Repeat each record exactly as written, and drop any images.

**STORED ROWS**:
========================================
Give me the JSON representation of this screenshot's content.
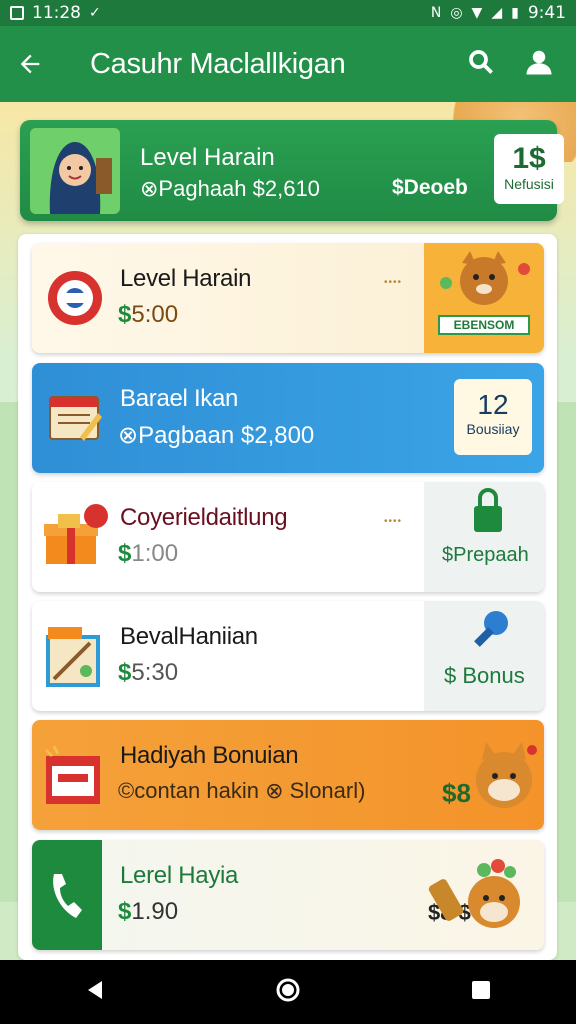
{
  "status_bar": {
    "time_left": "11:28",
    "time_right": "9:41"
  },
  "app_bar": {
    "title": "Casuhr Maclallkigan",
    "icons": [
      "back-arrow-icon",
      "search-icon",
      "profile-icon"
    ]
  },
  "hero": {
    "title": "Level Harain",
    "subtitle": "⊗Paghaah $2,610",
    "amount_label": "$Deoeb",
    "badge_number": "1$",
    "badge_label": "Nefusisi"
  },
  "cards": [
    {
      "title": "Level Harain",
      "amount": "5:00",
      "dots": "••••",
      "tag": "EBENSOM"
    },
    {
      "title": "Barael Ikan",
      "amount": "⊗Pagbaan $2,800",
      "badge_number": "12",
      "badge_label": "Bousiiay"
    },
    {
      "title": "Coyerieldaitlung",
      "amount": "1:00",
      "dots": "••••",
      "right_label": "$Prepaah"
    },
    {
      "title": "BevalHaniian",
      "amount": "5:30",
      "right_label": "$ Bonus"
    },
    {
      "title": "Hadiyah Bonuian",
      "subtitle": "©contan hakin ⊗ Slonarl)",
      "amount": "$8"
    },
    {
      "title": "Lerel Hayia",
      "amount": "1.90",
      "right_amount": "$8 $"
    }
  ],
  "colors": {
    "primary": "#229049",
    "blue": "#3ba4e6",
    "orange": "#f5a13a"
  }
}
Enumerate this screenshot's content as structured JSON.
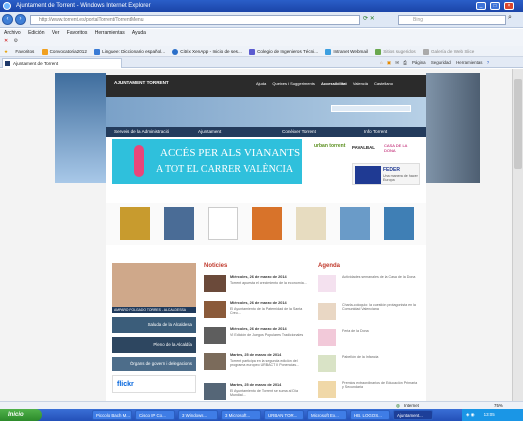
{
  "window": {
    "title": "Ajuntament de Torrent - Windows Internet Explorer"
  },
  "address": {
    "url": "http://www.torrent.es/portalTorrent/TorrentMenu",
    "search_placeholder": "Bing"
  },
  "menu": [
    "Archivo",
    "Edición",
    "Ver",
    "Favoritos",
    "Herramientas",
    "Ayuda"
  ],
  "favorites": {
    "label": "Favoritos",
    "items": [
      "Convocatoria2012",
      "Linguee: Diccionario español...",
      "Citrix XenApp - Inicio de ses...",
      "Colegio de Ingenieros Técni...",
      "Intranet Webmail",
      "Sitios sugeridos",
      "Galería de Web Slice"
    ]
  },
  "tab": {
    "label": "Ajuntament de Torrent"
  },
  "commands": [
    "Página",
    "Seguridad",
    "Herramientas"
  ],
  "site": {
    "logo": "AJUNTAMENT TORRENT",
    "top_nav": [
      "Ajuda",
      "Queixes i Suggeriments",
      "Accessibilitat",
      "Valencià",
      "Castellano"
    ],
    "main_nav": [
      "Serveis de la Administració",
      "Ajuntament",
      "Conèixer Torrent",
      "Info Torrent"
    ],
    "banner_line1": "ACCÉS PER ALS VIANANTS",
    "banner_line2": "A TOT EL CARRER VALÈNCIA",
    "partners": [
      "urban torrent",
      "PAVALBAL",
      "CASA DE LA DONA"
    ],
    "feder_label": "FEDER",
    "feder_slogan": "Una manera de hacer Europa",
    "left_boxes": [
      "AMPARO FOLGADO TORRES - ALCALDESSA",
      "Saluda de la Alcaldesa",
      "Pleno de la Alcaldía",
      "Òrgans de govern i delegacions",
      "flickr"
    ],
    "news_heading": "Noticies",
    "news": [
      {
        "date": "Miércoles, 26 de marzo de 2014",
        "text": "Torrent apuesta el crecimiento de la economía..."
      },
      {
        "date": "Miércoles, 26 de marzo de 2014",
        "text": "El Ayuntamiento de la Paternidad de la Santa Creu..."
      },
      {
        "date": "Miércoles, 26 de marzo de 2014",
        "text": "VI Edición de Juegos Populares Tradicionales"
      },
      {
        "date": "Martes, 25 de marzo de 2014",
        "text": "Torrent participa en la segunda edición del programa europeo URBACT II Ponencias..."
      },
      {
        "date": "Martes, 25 de marzo de 2014",
        "text": "El Ayuntamiento de Torrent se suma al Día Mundial..."
      }
    ],
    "agenda_heading": "Agenda",
    "agenda": [
      "Actividades semanales de la Casa de la Dona",
      "Charla-coloquio: la cuestión protagonista en la Comunidad Valenciana",
      "Feria de la Dona",
      "Pabellón de la Infancia",
      "Premios extraordinarios de Educación Primaria y Secundaria"
    ]
  },
  "status": {
    "zone": "Internet",
    "zoom": "75%"
  },
  "taskbar": {
    "start": "Inicio",
    "tasks": [
      "Piccolo Bach M...",
      "Cisco IP Co...",
      "3 Windows...",
      "3 Microsoft...",
      "URBAN TOR...",
      "Microsoft Ex...",
      "HB. LOGOS...",
      "Ajuntament..."
    ],
    "clock": "13:05"
  }
}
========================================
**THE COMPLETED TASK**:
Give me the JSON representation of this screenshot's content.
{
  "status_bar": {
    "time_left": "11:28",
    "time_right": "9:41"
  },
  "app_bar": {
    "title": "Casuhr Maclallkigan",
    "icons": [
      "back-arrow-icon",
      "search-icon",
      "profile-icon"
    ]
  },
  "hero": {
    "title": "Level Harain",
    "subtitle": "⊗Paghaah $2,610",
    "amount_label": "$Deoeb",
    "badge_number": "1$",
    "badge_label": "Nefusisi"
  },
  "cards": [
    {
      "title": "Level Harain",
      "amount": "5:00",
      "dots": "••••",
      "tag": "EBENSOM"
    },
    {
      "title": "Barael Ikan",
      "amount": "⊗Pagbaan $2,800",
      "badge_number": "12",
      "badge_label": "Bousiiay"
    },
    {
      "title": "Coyerieldaitlung",
      "amount": "1:00",
      "dots": "••••",
      "right_label": "$Prepaah"
    },
    {
      "title": "BevalHaniian",
      "amount": "5:30",
      "right_label": "$ Bonus"
    },
    {
      "title": "Hadiyah Bonuian",
      "subtitle": "©contan hakin ⊗ Slonarl)",
      "amount": "$8"
    },
    {
      "title": "Lerel Hayia",
      "amount": "1.90",
      "right_amount": "$8 $"
    }
  ],
  "colors": {
    "primary": "#229049",
    "blue": "#3ba4e6",
    "orange": "#f5a13a"
  }
}
Enumerate this screenshot's content as structured JSON.
{
  "window": {
    "title": "Ajuntament de Torrent - Windows Internet Explorer"
  },
  "address": {
    "url": "http://www.torrent.es/portalTorrent/TorrentMenu",
    "search_placeholder": "Bing"
  },
  "menu": [
    "Archivo",
    "Edición",
    "Ver",
    "Favoritos",
    "Herramientas",
    "Ayuda"
  ],
  "favorites": {
    "label": "Favoritos",
    "items": [
      "Convocatoria2012",
      "Linguee: Diccionario español...",
      "Citrix XenApp - Inicio de ses...",
      "Colegio de Ingenieros Técni...",
      "Intranet Webmail",
      "Sitios sugeridos",
      "Galería de Web Slice"
    ]
  },
  "tab": {
    "label": "Ajuntament de Torrent"
  },
  "commands": [
    "Página",
    "Seguridad",
    "Herramientas"
  ],
  "site": {
    "logo": "AJUNTAMENT TORRENT",
    "top_nav": [
      "Ajuda",
      "Queixes i Suggeriments",
      "Accessibilitat",
      "Valencià",
      "Castellano"
    ],
    "main_nav": [
      "Serveis de la Administració",
      "Ajuntament",
      "Conèixer Torrent",
      "Info Torrent"
    ],
    "banner_line1": "ACCÉS PER ALS VIANANTS",
    "banner_line2": "A TOT EL CARRER VALÈNCIA",
    "partners": [
      "urban torrent",
      "PAVALBAL",
      "CASA DE LA DONA"
    ],
    "feder_label": "FEDER",
    "feder_slogan": "Una manera de hacer Europa",
    "left_boxes": [
      "AMPARO FOLGADO TORRES - ALCALDESSA",
      "Saluda de la Alcaldesa",
      "Pleno de la Alcaldía",
      "Òrgans de govern i delegacions",
      "flickr"
    ],
    "news_heading": "Noticies",
    "news": [
      {
        "date": "Miércoles, 26 de marzo de 2014",
        "text": "Torrent apuesta el crecimiento de la economía..."
      },
      {
        "date": "Miércoles, 26 de marzo de 2014",
        "text": "El Ayuntamiento de la Paternidad de la Santa Creu..."
      },
      {
        "date": "Miércoles, 26 de marzo de 2014",
        "text": "VI Edición de Juegos Populares Tradicionales"
      },
      {
        "date": "Martes, 25 de marzo de 2014",
        "text": "Torrent participa en la segunda edición del programa europeo URBACT II Ponencias..."
      },
      {
        "date": "Martes, 25 de marzo de 2014",
        "text": "El Ayuntamiento de Torrent se suma al Día Mundial..."
      }
    ],
    "agenda_heading": "Agenda",
    "agenda": [
      "Actividades semanales de la Casa de la Dona",
      "Charla-coloquio: la cuestión protagonista en la Comunidad Valenciana",
      "Feria de la Dona",
      "Pabellón de la Infancia",
      "Premios extraordinarios de Educación Primaria y Secundaria"
    ]
  },
  "status": {
    "zone": "Internet",
    "zoom": "75%"
  },
  "taskbar": {
    "start": "Inicio",
    "tasks": [
      "Piccolo Bach M...",
      "Cisco IP Co...",
      "3 Windows...",
      "3 Microsoft...",
      "URBAN TOR...",
      "Microsoft Ex...",
      "HB. LOGOS...",
      "Ajuntament..."
    ],
    "clock": "13:05"
  }
}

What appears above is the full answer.